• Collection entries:

++++++++

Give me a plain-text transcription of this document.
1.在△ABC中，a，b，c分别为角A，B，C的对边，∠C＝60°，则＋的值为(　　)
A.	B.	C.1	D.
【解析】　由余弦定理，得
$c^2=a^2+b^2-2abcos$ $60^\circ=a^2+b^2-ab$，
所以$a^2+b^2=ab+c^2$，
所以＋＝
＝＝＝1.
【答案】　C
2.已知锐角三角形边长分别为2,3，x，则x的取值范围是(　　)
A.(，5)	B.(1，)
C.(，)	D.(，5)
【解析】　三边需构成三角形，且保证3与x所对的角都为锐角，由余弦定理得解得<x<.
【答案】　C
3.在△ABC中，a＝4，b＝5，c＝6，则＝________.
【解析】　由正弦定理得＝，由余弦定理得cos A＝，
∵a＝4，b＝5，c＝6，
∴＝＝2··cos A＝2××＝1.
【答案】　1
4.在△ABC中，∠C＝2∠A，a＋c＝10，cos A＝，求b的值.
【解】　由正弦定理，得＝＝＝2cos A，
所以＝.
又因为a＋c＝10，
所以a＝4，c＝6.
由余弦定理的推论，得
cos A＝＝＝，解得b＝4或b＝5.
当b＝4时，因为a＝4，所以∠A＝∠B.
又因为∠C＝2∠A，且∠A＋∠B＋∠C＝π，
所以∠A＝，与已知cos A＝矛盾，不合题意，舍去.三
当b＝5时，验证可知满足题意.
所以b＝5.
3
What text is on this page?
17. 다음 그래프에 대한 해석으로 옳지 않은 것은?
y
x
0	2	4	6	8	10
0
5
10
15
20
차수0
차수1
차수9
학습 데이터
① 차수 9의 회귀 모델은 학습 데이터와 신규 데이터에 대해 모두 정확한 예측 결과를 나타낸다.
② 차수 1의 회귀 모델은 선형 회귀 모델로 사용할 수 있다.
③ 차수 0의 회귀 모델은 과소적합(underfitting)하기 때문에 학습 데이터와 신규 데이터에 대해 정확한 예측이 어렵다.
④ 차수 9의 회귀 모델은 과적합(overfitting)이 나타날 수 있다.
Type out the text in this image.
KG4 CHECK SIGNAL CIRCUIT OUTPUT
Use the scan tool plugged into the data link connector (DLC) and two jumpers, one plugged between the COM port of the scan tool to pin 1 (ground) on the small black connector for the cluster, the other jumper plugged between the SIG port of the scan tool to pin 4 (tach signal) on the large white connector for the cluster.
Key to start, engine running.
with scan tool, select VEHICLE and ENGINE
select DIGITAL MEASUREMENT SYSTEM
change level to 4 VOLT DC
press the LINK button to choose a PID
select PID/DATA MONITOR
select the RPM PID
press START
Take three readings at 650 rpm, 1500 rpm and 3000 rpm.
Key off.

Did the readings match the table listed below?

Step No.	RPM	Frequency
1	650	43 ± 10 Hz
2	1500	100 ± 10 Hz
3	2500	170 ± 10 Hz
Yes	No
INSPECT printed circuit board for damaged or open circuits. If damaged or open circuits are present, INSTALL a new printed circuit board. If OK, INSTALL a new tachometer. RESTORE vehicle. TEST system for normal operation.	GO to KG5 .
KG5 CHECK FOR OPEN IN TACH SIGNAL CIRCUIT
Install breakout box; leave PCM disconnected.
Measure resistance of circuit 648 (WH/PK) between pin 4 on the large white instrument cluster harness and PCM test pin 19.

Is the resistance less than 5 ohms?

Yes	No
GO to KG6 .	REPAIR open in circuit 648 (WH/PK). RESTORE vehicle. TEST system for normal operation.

++++++++

• Task prompt: Repeat the data above, word for word.

• Complete response:
Give me a plain-text transcription of this document.
1.在△ABC中，a，b，c分别为角A，B，C的对边，∠C＝60°，则＋的值为(　　)
A.	B.	C.1	D.
【解析】　由余弦定理，得
$c^2=a^2+b^2-2abcos$ $60^\circ=a^2+b^2-ab$，
所以$a^2+b^2=ab+c^2$，
所以＋＝
＝＝＝1.
【答案】　C
2.已知锐角三角形边长分别为2,3，x，则x的取值范围是(　　)
A.(，5)	B.(1，)
C.(，)	D.(，5)
【解析】　三边需构成三角形，且保证3与x所对的角都为锐角，由余弦定理得解得<x<.
【答案】　C
3.在△ABC中，a＝4，b＝5，c＝6，则＝________.
【解析】　由正弦定理得＝，由余弦定理得cos A＝，
∵a＝4，b＝5，c＝6，
∴＝＝2··cos A＝2××＝1.
【答案】　1
4.在△ABC中，∠C＝2∠A，a＋c＝10，cos A＝，求b的值.
【解】　由正弦定理，得＝＝＝2cos A，
所以＝.
又因为a＋c＝10，
所以a＝4，c＝6.
由余弦定理的推论，得
cos A＝＝＝，解得b＝4或b＝5.
当b＝4时，因为a＝4，所以∠A＝∠B.
又因为∠C＝2∠A，且∠A＋∠B＋∠C＝π，
所以∠A＝，与已知cos A＝矛盾，不合题意，舍去.三
当b＝5时，验证可知满足题意.
所以b＝5.
3
What text is on this page?
17. 다음 그래프에 대한 해석으로 옳지 않은 것은?
y
x
0	2	4	6	8	10
0
5
10
15
20
차수0
차수1
차수9
학습 데이터
① 차수 9의 회귀 모델은 학습 데이터와 신규 데이터에 대해 모두 정확한 예측 결과를 나타낸다.
② 차수 1의 회귀 모델은 선형 회귀 모델로 사용할 수 있다.
③ 차수 0의 회귀 모델은 과소적합(underfitting)하기 때문에 학습 데이터와 신규 데이터에 대해 정확한 예측이 어렵다.
④ 차수 9의 회귀 모델은 과적합(overfitting)이 나타날 수 있다.
Type out the text in this image.
KG4 CHECK SIGNAL CIRCUIT OUTPUT
Use the scan tool plugged into the data link connector (DLC) and two jumpers, one plugged between the COM port of the scan tool to pin 1 (ground) on the small black connector for the cluster, the other jumper plugged between the SIG port of the scan tool to pin 4 (tach signal) on the large white connector for the cluster.
Key to start, engine running.
with scan tool, select VEHICLE and ENGINE
select DIGITAL MEASUREMENT SYSTEM
change level to 4 VOLT DC
press the LINK button to choose a PID
select PID/DATA MONITOR
select the RPM PID
press START
Take three readings at 650 rpm, 1500 rpm and 3000 rpm.
Key off.

Did the readings match the table listed below?

Step No.	RPM	Frequency
1	650	43 ± 10 Hz
2	1500	100 ± 10 Hz
3	2500	170 ± 10 Hz
Yes	No
INSPECT printed circuit board for damaged or open circuits. If damaged or open circuits are present, INSTALL a new printed circuit board. If OK, INSTALL a new tachometer. RESTORE vehicle. TEST system for normal operation.	GO to KG5 .
KG5 CHECK FOR OPEN IN TACH SIGNAL CIRCUIT
Install breakout box; leave PCM disconnected.
Measure resistance of circuit 648 (WH/PK) between pin 4 on the large white instrument cluster harness and PCM test pin 19.

Is the resistance less than 5 ohms?

Yes	No
GO to KG6 .	REPAIR open in circuit 648 (WH/PK). RESTORE vehicle. TEST system for normal operation.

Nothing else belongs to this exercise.